RECORD LIST:
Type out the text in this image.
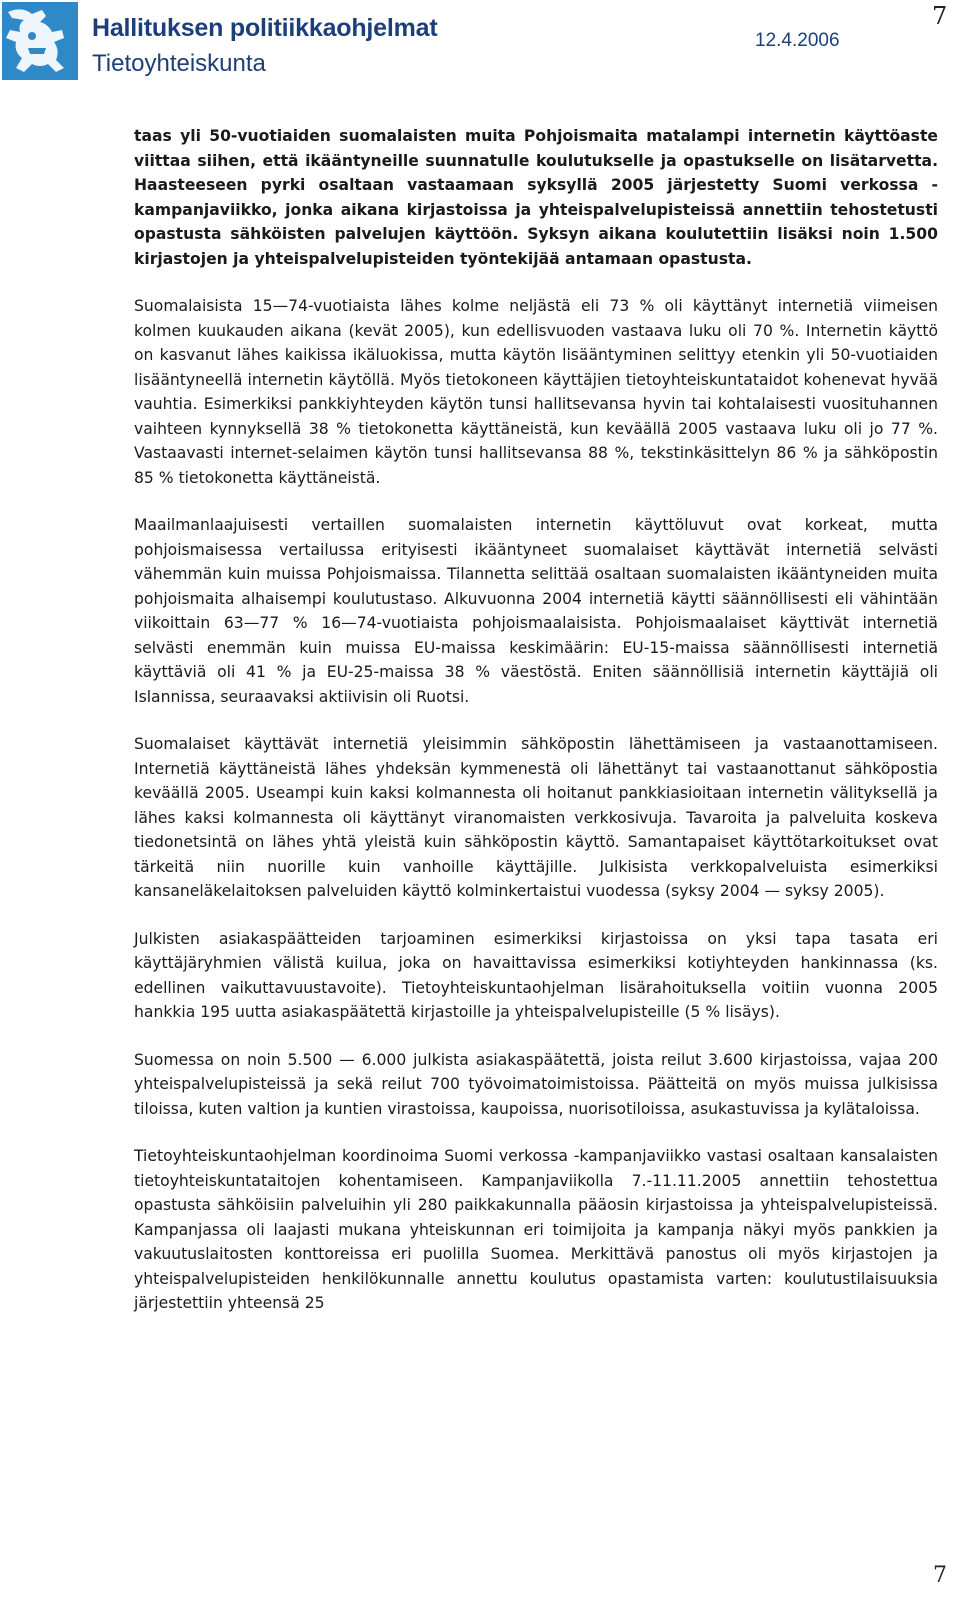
Hallituksen politiikkaohjelmat
Tietoyhteiskunta
12.4.2006
7

taas yli 50-vuotiaiden suomalaisten muita Pohjoismaita matalampi internetin käyttöaste viittaa siihen, että ikääntyneille suunnatulle koulutukselle ja opastukselle on lisätarvetta. Haasteeseen pyrki osaltaan vastaamaan syksyllä 2005 järjestetty Suomi verkossa -kampanjaviikko, jonka aikana kirjastoissa ja yhteispalvelupisteissä annettiin tehostetusti opastusta sähköisten palvelujen käyttöön. Syksyn aikana koulutettiin lisäksi noin 1.500 kirjastojen ja yhteispalvelupisteiden työntekijää antamaan opastusta.

Suomalaisista 15—74-vuotiaista lähes kolme neljästä eli 73 % oli käyttänyt internetiä viimeisen kolmen kuukauden aikana (kevät 2005), kun edellisvuoden vastaava luku oli 70 %. Internetin käyttö on kasvanut lähes kaikissa ikäluokissa, mutta käytön lisääntyminen selittyy etenkin yli 50-vuotiaiden lisääntyneellä internetin käytöllä. Myös tietokoneen käyttäjien tietoyhteiskuntataidot kohenevat hyvää vauhtia. Esimerkiksi pankkiyhteyden käytön tunsi hallitsevansa hyvin tai kohtalaisesti vuosituhannen vaihteen kynnyksellä 38 % tietokonetta käyttäneistä, kun keväällä 2005 vastaava luku oli jo 77 %. Vastaavasti internet-selaimen käytön tunsi hallitsevansa 88 %, tekstinkäsittelyn 86 % ja sähköpostin 85 % tietokonetta käyttäneistä.

Maailmanlaajuisesti vertaillen suomalaisten internetin käyttöluvut ovat korkeat, mutta pohjoismaisessa vertailussa erityisesti ikääntyneet suomalaiset käyttävät internetiä selvästi vähemmän kuin muissa Pohjoismaissa. Tilannetta selittää osaltaan suomalaisten ikääntyneiden muita pohjoismaita alhaisempi koulutustaso. Alkuvuonna 2004 internetiä käytti säännöllisesti eli vähintään viikoittain 63—77 % 16—74-vuotiaista pohjoismaalaisista. Pohjoismaalaiset käyttivät internetiä selvästi enemmän kuin muissa EU-maissa keskimäärin: EU-15-maissa säännöllisesti internetiä käyttäviä oli 41 % ja EU-25-maissa 38 % väestöstä. Eniten säännöllisiä internetin käyttäjiä oli Islannissa, seuraavaksi aktiivisin oli Ruotsi.

Suomalaiset käyttävät internetiä yleisimmin sähköpostin lähettämiseen ja vastaanottamiseen. Internetiä käyttäneistä lähes yhdeksän kymmenestä oli lähettänyt tai vastaanottanut sähköpostia keväällä 2005. Useampi kuin kaksi kolmannesta oli hoitanut pankkiasioitaan internetin välityksellä ja lähes kaksi kolmannesta oli käyttänyt viranomaisten verkkosivuja. Tavaroita ja palveluita koskeva tiedonetsintä on lähes yhtä yleistä kuin sähköpostin käyttö. Samantapaiset käyttötarkoitukset ovat tärkeitä niin nuorille kuin vanhoille käyttäjille. Julkisista verkkopalveluista esimerkiksi kansaneläkelaitoksen palveluiden käyttö kolminkertaistui vuodessa (syksy 2004 — syksy 2005).

Julkisten asiakaspäätteiden tarjoaminen esimerkiksi kirjastoissa on yksi tapa tasata eri käyttäjäryhmien välistä kuilua, joka on havaittavissa esimerkiksi kotiyhteyden hankinnassa (ks. edellinen vaikuttavuustavoite). Tietoyhteiskuntaohjelman lisärahoituksella voitiin vuonna 2005 hankkia 195 uutta asiakaspäätettä kirjastoille ja yhteispalvelupisteille (5 % lisäys).

Suomessa on noin 5.500 — 6.000 julkista asiakaspäätettä, joista reilut 3.600 kirjastoissa, vajaa 200 yhteispalvelupisteissä ja sekä reilut 700 työvoimatoimistoissa. Päätteitä on myös muissa julkisissa tiloissa, kuten valtion ja kuntien virastoissa, kaupoissa, nuorisotiloissa, asukastuvissa ja kylätaloissa.

Tietoyhteiskuntaohjelman koordinoima Suomi verkossa -kampanjaviikko vastasi osaltaan kansalaisten tietoyhteiskuntataitojen kohentamiseen. Kampanjaviikolla 7.-11.11.2005 annettiin tehostettua opastusta sähköisiin palveluihin yli 280 paikkakunnalla pääosin kirjastoissa ja yhteispalvelupisteissä. Kampanjassa oli laajasti mukana yhteiskunnan eri toimijoita ja kampanja näkyi myös pankkien ja vakuutuslaitosten konttoreissa eri puolilla Suomea. Merkittävä panostus oli myös kirjastojen ja yhteispalvelupisteiden henkilökunnalle annettu koulutus opastamista varten: koulutustilaisuuksia järjestettiin yhteensä 25

7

AIM: In the entries above, find each line with the word "asiakaspäätettä" and show it.

ANSWER FOR THIS EXERCISE:
Julkisten asiakaspäätteiden tarjoaminen esimerkiksi kirjastoissa on yksi tapa tasata eri käyttäjäryhmien välistä kuilua, joka on havaittavissa esimerkiksi kotiyhteyden hankinnassa (ks. edellinen vaikuttavuustavoite). Tietoyhteiskuntaohjelman lisärahoituksella voitiin vuonna 2005 hankkia 195 uutta asiakaspäätettä kirjastoille ja yhteispalvelupisteille (5 % lisäys).
Suomessa on noin 5.500 — 6.000 julkista asiakaspäätettä, joista reilut 3.600 kirjastoissa, vajaa 200 yhteispalvelupisteissä ja sekä reilut 700 työvoimatoimistoissa. Päätteitä on myös muissa julkisissa tiloissa, kuten valtion ja kuntien virastoissa, kaupoissa, nuorisotiloissa, asukastuvissa ja kylätaloissa.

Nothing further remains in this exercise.